Select all lines holding the word "color" from the entries that follow.

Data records
** start **
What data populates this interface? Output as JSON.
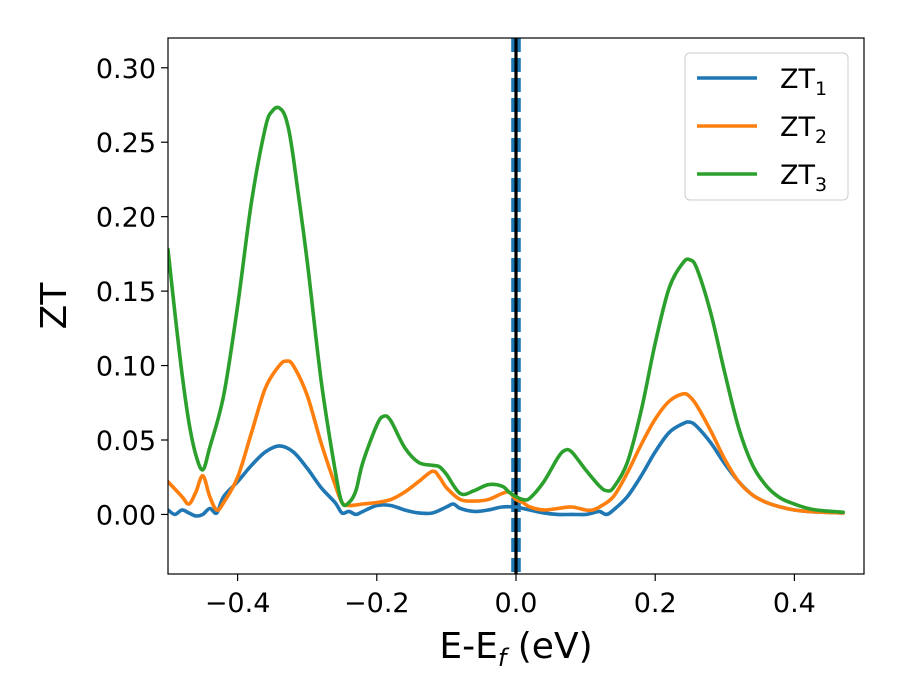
{
  "chart_data": {
    "type": "line",
    "title": "",
    "xlabel": {
      "main": "E-E",
      "sub": "f",
      "unit": " (eV)"
    },
    "ylabel": "ZT",
    "xlim": [
      -0.5,
      0.5
    ],
    "ylim": [
      -0.04,
      0.32
    ],
    "x_ticks": [
      -0.4,
      -0.2,
      0.0,
      0.2,
      0.4
    ],
    "x_tick_labels": [
      "−0.4",
      "−0.2",
      "0.0",
      "0.2",
      "0.4"
    ],
    "y_ticks": [
      0.0,
      0.05,
      0.1,
      0.15,
      0.2,
      0.25,
      0.3
    ],
    "y_tick_labels": [
      "0.00",
      "0.05",
      "0.10",
      "0.15",
      "0.20",
      "0.25",
      "0.30"
    ],
    "grid": false,
    "legend_position": "top-right",
    "vertical_lines": [
      {
        "x": -0.004,
        "style": "dashed",
        "color": "#1f77b4"
      },
      {
        "x": 0.004,
        "style": "dashed",
        "color": "#1f77b4"
      },
      {
        "x": 0.0,
        "style": "solid",
        "color": "#000000"
      }
    ],
    "series": [
      {
        "name": "ZT",
        "sub": "1",
        "color": "#1f77b4",
        "points": [
          [
            -0.5,
            0.003
          ],
          [
            -0.49,
            0.0
          ],
          [
            -0.48,
            0.003
          ],
          [
            -0.47,
            0.001
          ],
          [
            -0.46,
            -0.001
          ],
          [
            -0.45,
            0.0
          ],
          [
            -0.44,
            0.004
          ],
          [
            -0.43,
            0.001
          ],
          [
            -0.42,
            0.012
          ],
          [
            -0.4,
            0.022
          ],
          [
            -0.38,
            0.033
          ],
          [
            -0.36,
            0.042
          ],
          [
            -0.34,
            0.046
          ],
          [
            -0.32,
            0.042
          ],
          [
            -0.3,
            0.031
          ],
          [
            -0.28,
            0.018
          ],
          [
            -0.26,
            0.008
          ],
          [
            -0.25,
            0.001
          ],
          [
            -0.24,
            0.002
          ],
          [
            -0.23,
            0.0
          ],
          [
            -0.22,
            0.002
          ],
          [
            -0.2,
            0.006
          ],
          [
            -0.18,
            0.006
          ],
          [
            -0.16,
            0.003
          ],
          [
            -0.14,
            0.001
          ],
          [
            -0.12,
            0.001
          ],
          [
            -0.1,
            0.005
          ],
          [
            -0.09,
            0.007
          ],
          [
            -0.08,
            0.004
          ],
          [
            -0.06,
            0.002
          ],
          [
            -0.04,
            0.003
          ],
          [
            -0.02,
            0.005
          ],
          [
            0.0,
            0.005
          ],
          [
            0.01,
            0.004
          ],
          [
            0.02,
            0.003
          ],
          [
            0.04,
            0.001
          ],
          [
            0.06,
            0.0
          ],
          [
            0.08,
            0.0
          ],
          [
            0.1,
            0.0
          ],
          [
            0.11,
            0.001
          ],
          [
            0.12,
            0.002
          ],
          [
            0.13,
            0.0
          ],
          [
            0.14,
            0.003
          ],
          [
            0.16,
            0.012
          ],
          [
            0.18,
            0.026
          ],
          [
            0.2,
            0.042
          ],
          [
            0.22,
            0.055
          ],
          [
            0.24,
            0.061
          ],
          [
            0.25,
            0.062
          ],
          [
            0.26,
            0.059
          ],
          [
            0.28,
            0.048
          ],
          [
            0.3,
            0.034
          ],
          [
            0.32,
            0.022
          ],
          [
            0.34,
            0.013
          ],
          [
            0.36,
            0.008
          ],
          [
            0.38,
            0.005
          ],
          [
            0.4,
            0.003
          ],
          [
            0.42,
            0.002
          ],
          [
            0.44,
            0.0015
          ],
          [
            0.47,
            0.001
          ]
        ]
      },
      {
        "name": "ZT",
        "sub": "2",
        "color": "#ff7f0e",
        "points": [
          [
            -0.5,
            0.022
          ],
          [
            -0.48,
            0.012
          ],
          [
            -0.47,
            0.007
          ],
          [
            -0.46,
            0.015
          ],
          [
            -0.45,
            0.026
          ],
          [
            -0.44,
            0.012
          ],
          [
            -0.43,
            0.003
          ],
          [
            -0.42,
            0.008
          ],
          [
            -0.4,
            0.025
          ],
          [
            -0.38,
            0.055
          ],
          [
            -0.36,
            0.085
          ],
          [
            -0.34,
            0.1
          ],
          [
            -0.33,
            0.103
          ],
          [
            -0.32,
            0.1
          ],
          [
            -0.3,
            0.08
          ],
          [
            -0.28,
            0.048
          ],
          [
            -0.26,
            0.02
          ],
          [
            -0.25,
            0.008
          ],
          [
            -0.24,
            0.006
          ],
          [
            -0.22,
            0.007
          ],
          [
            -0.2,
            0.008
          ],
          [
            -0.18,
            0.01
          ],
          [
            -0.16,
            0.015
          ],
          [
            -0.14,
            0.022
          ],
          [
            -0.12,
            0.029
          ],
          [
            -0.11,
            0.025
          ],
          [
            -0.1,
            0.018
          ],
          [
            -0.08,
            0.01
          ],
          [
            -0.06,
            0.009
          ],
          [
            -0.04,
            0.01
          ],
          [
            -0.02,
            0.014
          ],
          [
            -0.01,
            0.015
          ],
          [
            0.0,
            0.01
          ],
          [
            0.01,
            0.008
          ],
          [
            0.02,
            0.005
          ],
          [
            0.04,
            0.003
          ],
          [
            0.06,
            0.004
          ],
          [
            0.08,
            0.005
          ],
          [
            0.1,
            0.003
          ],
          [
            0.11,
            0.003
          ],
          [
            0.12,
            0.005
          ],
          [
            0.14,
            0.012
          ],
          [
            0.16,
            0.028
          ],
          [
            0.18,
            0.047
          ],
          [
            0.2,
            0.064
          ],
          [
            0.22,
            0.076
          ],
          [
            0.24,
            0.081
          ],
          [
            0.25,
            0.079
          ],
          [
            0.26,
            0.073
          ],
          [
            0.28,
            0.056
          ],
          [
            0.3,
            0.037
          ],
          [
            0.32,
            0.022
          ],
          [
            0.34,
            0.013
          ],
          [
            0.36,
            0.008
          ],
          [
            0.38,
            0.005
          ],
          [
            0.4,
            0.003
          ],
          [
            0.42,
            0.002
          ],
          [
            0.44,
            0.0015
          ],
          [
            0.47,
            0.001
          ]
        ]
      },
      {
        "name": "ZT",
        "sub": "3",
        "color": "#2ca02c",
        "points": [
          [
            -0.5,
            0.178
          ],
          [
            -0.49,
            0.135
          ],
          [
            -0.48,
            0.095
          ],
          [
            -0.47,
            0.062
          ],
          [
            -0.46,
            0.04
          ],
          [
            -0.45,
            0.03
          ],
          [
            -0.44,
            0.045
          ],
          [
            -0.42,
            0.08
          ],
          [
            -0.4,
            0.14
          ],
          [
            -0.38,
            0.21
          ],
          [
            -0.36,
            0.26
          ],
          [
            -0.35,
            0.271
          ],
          [
            -0.34,
            0.273
          ],
          [
            -0.33,
            0.265
          ],
          [
            -0.32,
            0.24
          ],
          [
            -0.3,
            0.17
          ],
          [
            -0.28,
            0.09
          ],
          [
            -0.26,
            0.03
          ],
          [
            -0.25,
            0.008
          ],
          [
            -0.24,
            0.008
          ],
          [
            -0.23,
            0.016
          ],
          [
            -0.22,
            0.035
          ],
          [
            -0.2,
            0.06
          ],
          [
            -0.19,
            0.066
          ],
          [
            -0.18,
            0.063
          ],
          [
            -0.16,
            0.045
          ],
          [
            -0.14,
            0.035
          ],
          [
            -0.12,
            0.033
          ],
          [
            -0.11,
            0.032
          ],
          [
            -0.1,
            0.027
          ],
          [
            -0.08,
            0.014
          ],
          [
            -0.06,
            0.016
          ],
          [
            -0.04,
            0.02
          ],
          [
            -0.02,
            0.019
          ],
          [
            -0.01,
            0.015
          ],
          [
            0.0,
            0.012
          ],
          [
            0.01,
            0.01
          ],
          [
            0.02,
            0.011
          ],
          [
            0.04,
            0.022
          ],
          [
            0.06,
            0.038
          ],
          [
            0.07,
            0.043
          ],
          [
            0.08,
            0.042
          ],
          [
            0.1,
            0.03
          ],
          [
            0.12,
            0.019
          ],
          [
            0.13,
            0.016
          ],
          [
            0.14,
            0.018
          ],
          [
            0.16,
            0.035
          ],
          [
            0.18,
            0.07
          ],
          [
            0.2,
            0.115
          ],
          [
            0.22,
            0.152
          ],
          [
            0.24,
            0.169
          ],
          [
            0.25,
            0.171
          ],
          [
            0.26,
            0.165
          ],
          [
            0.28,
            0.135
          ],
          [
            0.3,
            0.095
          ],
          [
            0.32,
            0.058
          ],
          [
            0.34,
            0.033
          ],
          [
            0.36,
            0.019
          ],
          [
            0.38,
            0.011
          ],
          [
            0.4,
            0.007
          ],
          [
            0.42,
            0.004
          ],
          [
            0.44,
            0.0025
          ],
          [
            0.47,
            0.0015
          ]
        ]
      }
    ]
  }
}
** end **
● TASK RESULT:
        "color": "#1f77b4"
        "color": "#1f77b4"
        "color": "#000000"
        "color": "#1f77b4",
        "color": "#ff7f0e",
        "color": "#2ca02c",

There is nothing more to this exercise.